• **WRITTEN EXERCISE**
Set down the full listing exactly as given. Any pictures are to be left out.

Extracted data entries:

▼▼▼

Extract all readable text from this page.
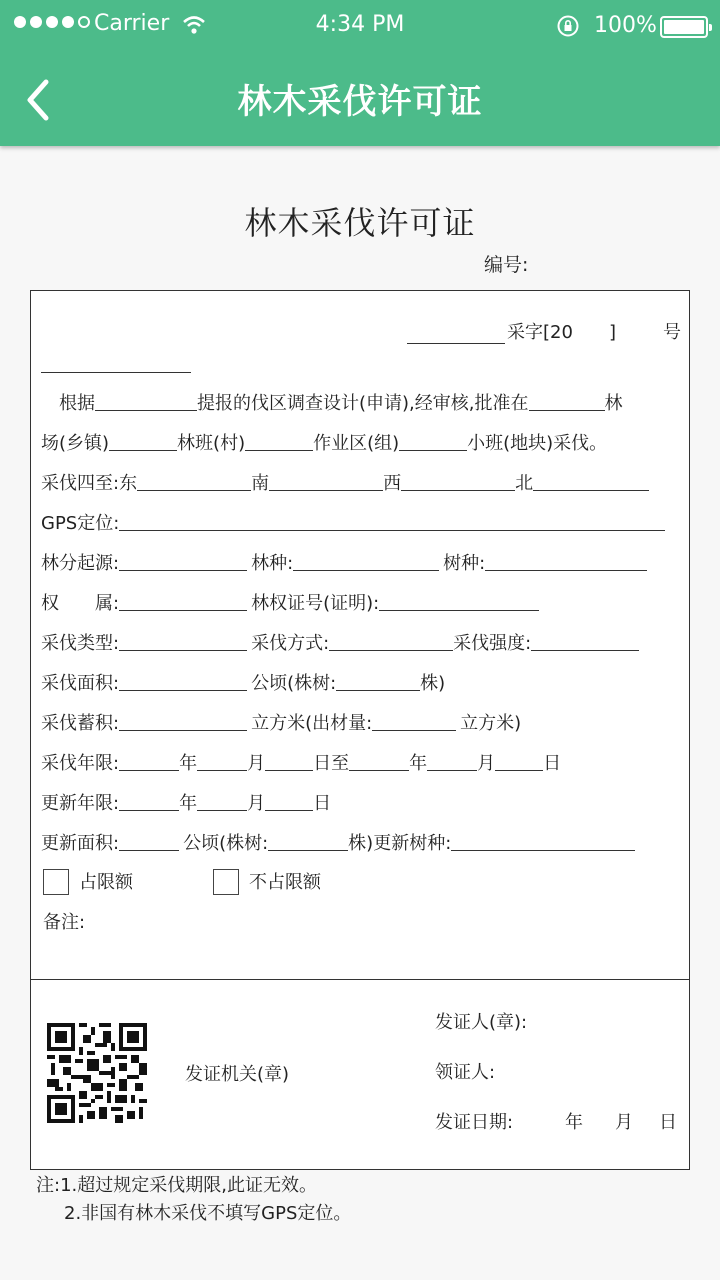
Carrier	4:34 PM	100%
林木采伐许可证
林木采伐许可证
编号:
采字[20 ]	号
根据	提报的伐区调查设计(申请),经审核,批准在	林
场(乡镇)	林班(村)	作业区(组)	小班(地块)采伐。
采伐四至:东	南	西	北
GPS定位:
林分起源:	林种:	树种:
权　　属:	林权证号(证明):
采伐类型:	采伐方式:	采伐强度:
采伐面积:	公顷(株树:	株)
采伐蓄积:	立方米(出材量:	立方米)
采伐年限:	年	月	日至	年	月	日
更新年限:	年	月	日
更新面积:	公顷(株树:	株)更新树种:
占限额	不占限额
备注:
发证机关(章)
发证人(章):
领证人:
发证日期:	年 月 日
注:1.超过规定采伐期限,此证无效。
2.非国有林木采伐不填写GPS定位。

▲▲▲

• **ANSWER BELOW**
Extract all readable text from this page.
Carrier	4:34 PM	100%
林木采伐许可证
林木采伐许可证
编号:
采字[20 ]	号
根据	提报的伐区调查设计(申请),经审核,批准在	林
场(乡镇)	林班(村)	作业区(组)	小班(地块)采伐。
采伐四至:东	南	西	北
GPS定位:
林分起源:	林种:	树种:
权　　属:	林权证号(证明):
采伐类型:	采伐方式:	采伐强度:
采伐面积:	公顷(株树:	株)
采伐蓄积:	立方米(出材量:	立方米)
采伐年限:	年	月	日至	年	月	日
更新年限:	年	月	日
更新面积:	公顷(株树:	株)更新树种:
占限额	不占限额
备注:
发证机关(章)
发证人(章):
领证人:
发证日期:	年 月 日
注:1.超过规定采伐期限,此证无效。
2.非国有林木采伐不填写GPS定位。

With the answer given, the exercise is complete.